** Exercise prompt **
Check each line for the string "name" and give only the count of lines that have it.

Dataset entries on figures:
================================

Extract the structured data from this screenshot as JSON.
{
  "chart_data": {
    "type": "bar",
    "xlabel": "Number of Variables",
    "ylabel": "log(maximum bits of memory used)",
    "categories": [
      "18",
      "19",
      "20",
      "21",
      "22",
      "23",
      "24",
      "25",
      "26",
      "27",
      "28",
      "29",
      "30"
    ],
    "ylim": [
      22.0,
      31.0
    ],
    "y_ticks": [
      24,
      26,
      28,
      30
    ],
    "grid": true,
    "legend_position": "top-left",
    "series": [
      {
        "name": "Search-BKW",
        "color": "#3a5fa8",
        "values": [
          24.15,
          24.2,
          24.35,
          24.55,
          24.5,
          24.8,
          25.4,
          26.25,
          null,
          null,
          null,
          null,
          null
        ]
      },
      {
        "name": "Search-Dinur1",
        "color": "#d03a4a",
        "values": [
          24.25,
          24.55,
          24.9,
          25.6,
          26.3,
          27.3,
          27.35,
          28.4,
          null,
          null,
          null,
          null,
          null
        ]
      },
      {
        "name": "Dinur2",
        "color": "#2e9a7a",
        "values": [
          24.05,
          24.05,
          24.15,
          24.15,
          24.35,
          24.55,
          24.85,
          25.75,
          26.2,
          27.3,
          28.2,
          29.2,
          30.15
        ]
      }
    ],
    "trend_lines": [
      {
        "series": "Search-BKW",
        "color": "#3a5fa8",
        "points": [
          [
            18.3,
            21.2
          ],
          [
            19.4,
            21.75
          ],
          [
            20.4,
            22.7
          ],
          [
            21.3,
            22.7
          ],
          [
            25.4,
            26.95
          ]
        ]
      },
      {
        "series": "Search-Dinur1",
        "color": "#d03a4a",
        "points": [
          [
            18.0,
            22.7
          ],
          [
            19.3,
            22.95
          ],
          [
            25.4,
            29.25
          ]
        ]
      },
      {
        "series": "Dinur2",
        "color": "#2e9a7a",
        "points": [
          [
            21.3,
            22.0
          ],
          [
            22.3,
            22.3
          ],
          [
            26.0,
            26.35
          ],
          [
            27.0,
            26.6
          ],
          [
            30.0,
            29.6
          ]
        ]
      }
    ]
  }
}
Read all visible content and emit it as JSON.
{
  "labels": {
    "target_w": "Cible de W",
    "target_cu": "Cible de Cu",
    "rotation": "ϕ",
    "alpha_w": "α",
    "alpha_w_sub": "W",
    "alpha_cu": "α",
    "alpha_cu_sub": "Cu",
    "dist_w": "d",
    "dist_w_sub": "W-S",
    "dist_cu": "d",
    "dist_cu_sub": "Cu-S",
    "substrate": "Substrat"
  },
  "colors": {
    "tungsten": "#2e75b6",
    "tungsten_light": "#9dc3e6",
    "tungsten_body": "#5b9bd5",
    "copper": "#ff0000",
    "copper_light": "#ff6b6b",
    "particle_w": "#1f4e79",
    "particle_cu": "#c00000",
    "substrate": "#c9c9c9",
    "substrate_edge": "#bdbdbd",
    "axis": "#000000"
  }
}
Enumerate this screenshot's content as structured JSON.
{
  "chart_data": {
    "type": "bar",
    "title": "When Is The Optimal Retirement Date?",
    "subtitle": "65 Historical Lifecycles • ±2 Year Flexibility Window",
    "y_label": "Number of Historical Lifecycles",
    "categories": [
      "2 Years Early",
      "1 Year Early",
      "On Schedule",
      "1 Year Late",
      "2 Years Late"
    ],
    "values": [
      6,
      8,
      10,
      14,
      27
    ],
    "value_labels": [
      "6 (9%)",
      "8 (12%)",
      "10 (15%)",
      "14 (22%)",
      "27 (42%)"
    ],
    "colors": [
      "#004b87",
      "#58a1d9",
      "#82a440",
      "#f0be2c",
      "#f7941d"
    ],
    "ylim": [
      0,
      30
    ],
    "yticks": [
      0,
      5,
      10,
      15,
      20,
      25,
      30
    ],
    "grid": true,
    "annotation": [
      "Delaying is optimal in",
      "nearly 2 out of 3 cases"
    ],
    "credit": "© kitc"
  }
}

================================

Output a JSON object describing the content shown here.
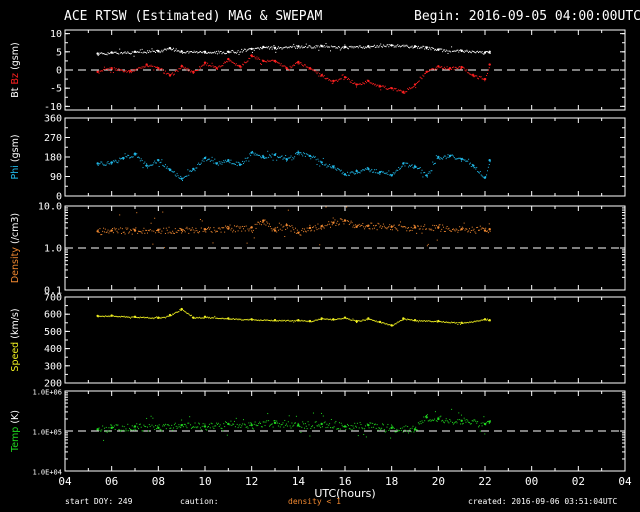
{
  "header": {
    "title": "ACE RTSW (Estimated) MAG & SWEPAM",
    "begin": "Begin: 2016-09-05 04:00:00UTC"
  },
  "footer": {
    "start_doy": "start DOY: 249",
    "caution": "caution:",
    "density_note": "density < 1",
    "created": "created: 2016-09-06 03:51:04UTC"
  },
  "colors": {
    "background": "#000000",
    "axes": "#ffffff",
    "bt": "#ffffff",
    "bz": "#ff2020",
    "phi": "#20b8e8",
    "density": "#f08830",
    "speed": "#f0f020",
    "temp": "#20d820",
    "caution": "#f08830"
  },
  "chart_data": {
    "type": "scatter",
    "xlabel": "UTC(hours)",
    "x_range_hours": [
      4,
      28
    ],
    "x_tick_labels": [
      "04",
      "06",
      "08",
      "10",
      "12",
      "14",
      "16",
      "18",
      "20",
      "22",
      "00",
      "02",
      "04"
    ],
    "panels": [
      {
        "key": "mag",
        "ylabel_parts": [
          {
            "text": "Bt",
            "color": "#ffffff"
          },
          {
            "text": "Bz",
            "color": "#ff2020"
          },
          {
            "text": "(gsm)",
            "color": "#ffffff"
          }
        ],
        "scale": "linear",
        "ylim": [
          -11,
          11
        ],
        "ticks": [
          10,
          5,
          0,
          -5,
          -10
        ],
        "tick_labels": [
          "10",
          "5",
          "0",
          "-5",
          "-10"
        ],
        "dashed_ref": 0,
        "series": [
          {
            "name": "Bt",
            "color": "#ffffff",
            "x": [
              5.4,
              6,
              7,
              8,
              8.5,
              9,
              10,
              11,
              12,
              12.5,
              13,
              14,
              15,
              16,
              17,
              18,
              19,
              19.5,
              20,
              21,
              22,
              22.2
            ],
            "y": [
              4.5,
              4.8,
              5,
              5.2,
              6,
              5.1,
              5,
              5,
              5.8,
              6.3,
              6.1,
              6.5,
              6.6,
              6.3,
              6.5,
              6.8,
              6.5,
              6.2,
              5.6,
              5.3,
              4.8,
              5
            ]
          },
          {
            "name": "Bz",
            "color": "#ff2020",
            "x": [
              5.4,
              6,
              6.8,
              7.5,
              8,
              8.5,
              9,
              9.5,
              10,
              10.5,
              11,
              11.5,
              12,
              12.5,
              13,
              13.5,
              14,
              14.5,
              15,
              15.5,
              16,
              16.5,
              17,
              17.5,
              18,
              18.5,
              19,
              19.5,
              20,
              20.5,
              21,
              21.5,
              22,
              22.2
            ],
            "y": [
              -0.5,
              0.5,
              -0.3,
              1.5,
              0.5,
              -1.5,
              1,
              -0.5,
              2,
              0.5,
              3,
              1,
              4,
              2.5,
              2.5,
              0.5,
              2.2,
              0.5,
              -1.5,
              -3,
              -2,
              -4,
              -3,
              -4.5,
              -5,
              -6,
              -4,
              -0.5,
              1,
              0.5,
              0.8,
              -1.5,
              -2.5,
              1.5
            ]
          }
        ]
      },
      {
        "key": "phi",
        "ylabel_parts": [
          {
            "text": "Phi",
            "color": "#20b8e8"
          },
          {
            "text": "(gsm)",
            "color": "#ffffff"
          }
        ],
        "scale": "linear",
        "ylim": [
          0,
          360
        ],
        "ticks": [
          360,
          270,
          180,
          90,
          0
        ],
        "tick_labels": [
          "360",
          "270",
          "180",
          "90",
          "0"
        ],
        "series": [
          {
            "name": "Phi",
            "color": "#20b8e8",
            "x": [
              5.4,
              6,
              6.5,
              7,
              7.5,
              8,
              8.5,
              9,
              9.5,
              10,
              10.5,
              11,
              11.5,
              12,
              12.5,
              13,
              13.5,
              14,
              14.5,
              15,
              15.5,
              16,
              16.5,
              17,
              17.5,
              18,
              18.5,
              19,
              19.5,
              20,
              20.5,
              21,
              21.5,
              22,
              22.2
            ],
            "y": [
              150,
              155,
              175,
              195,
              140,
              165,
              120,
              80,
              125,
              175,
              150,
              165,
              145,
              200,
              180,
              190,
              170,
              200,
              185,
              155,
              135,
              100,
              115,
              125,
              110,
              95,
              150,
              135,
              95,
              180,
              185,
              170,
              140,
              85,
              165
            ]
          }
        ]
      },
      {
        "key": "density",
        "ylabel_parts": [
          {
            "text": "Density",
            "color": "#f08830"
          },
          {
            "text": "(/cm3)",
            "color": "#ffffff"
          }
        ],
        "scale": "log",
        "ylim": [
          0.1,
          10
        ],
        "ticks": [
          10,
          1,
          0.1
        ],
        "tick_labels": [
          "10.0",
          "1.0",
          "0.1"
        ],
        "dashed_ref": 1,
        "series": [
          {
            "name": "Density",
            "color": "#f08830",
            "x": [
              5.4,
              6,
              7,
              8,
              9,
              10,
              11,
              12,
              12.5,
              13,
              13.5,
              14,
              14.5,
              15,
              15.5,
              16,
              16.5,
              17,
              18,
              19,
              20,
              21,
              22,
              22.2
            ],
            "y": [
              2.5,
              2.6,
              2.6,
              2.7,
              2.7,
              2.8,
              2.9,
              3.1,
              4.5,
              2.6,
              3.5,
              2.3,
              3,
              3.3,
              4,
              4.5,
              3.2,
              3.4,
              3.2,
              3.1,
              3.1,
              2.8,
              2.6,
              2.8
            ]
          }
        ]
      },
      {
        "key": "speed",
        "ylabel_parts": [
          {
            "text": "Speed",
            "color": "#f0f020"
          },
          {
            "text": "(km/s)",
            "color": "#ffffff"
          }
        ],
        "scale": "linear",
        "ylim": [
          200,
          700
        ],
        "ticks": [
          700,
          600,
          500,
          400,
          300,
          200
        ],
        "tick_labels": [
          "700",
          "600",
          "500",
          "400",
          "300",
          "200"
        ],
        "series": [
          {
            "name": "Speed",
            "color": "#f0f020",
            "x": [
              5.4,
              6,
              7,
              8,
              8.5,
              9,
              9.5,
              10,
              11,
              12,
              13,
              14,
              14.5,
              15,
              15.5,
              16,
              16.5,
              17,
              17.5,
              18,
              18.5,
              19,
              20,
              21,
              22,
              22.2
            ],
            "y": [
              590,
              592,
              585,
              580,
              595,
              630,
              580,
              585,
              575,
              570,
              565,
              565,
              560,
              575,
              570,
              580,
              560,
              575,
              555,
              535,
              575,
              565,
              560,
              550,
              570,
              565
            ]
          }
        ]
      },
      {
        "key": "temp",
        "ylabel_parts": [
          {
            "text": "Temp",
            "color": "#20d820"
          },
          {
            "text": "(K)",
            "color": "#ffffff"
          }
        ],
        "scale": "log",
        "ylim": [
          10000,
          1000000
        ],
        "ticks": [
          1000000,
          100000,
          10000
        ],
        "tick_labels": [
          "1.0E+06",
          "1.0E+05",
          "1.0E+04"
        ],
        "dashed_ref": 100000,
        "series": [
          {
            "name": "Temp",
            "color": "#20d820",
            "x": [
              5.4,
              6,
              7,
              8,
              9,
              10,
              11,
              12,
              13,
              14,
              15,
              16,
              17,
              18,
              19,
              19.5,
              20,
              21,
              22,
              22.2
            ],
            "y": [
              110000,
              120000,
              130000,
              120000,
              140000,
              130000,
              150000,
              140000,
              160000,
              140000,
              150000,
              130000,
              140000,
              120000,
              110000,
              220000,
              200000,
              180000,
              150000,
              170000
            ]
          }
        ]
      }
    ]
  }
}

================================

** Task result **
9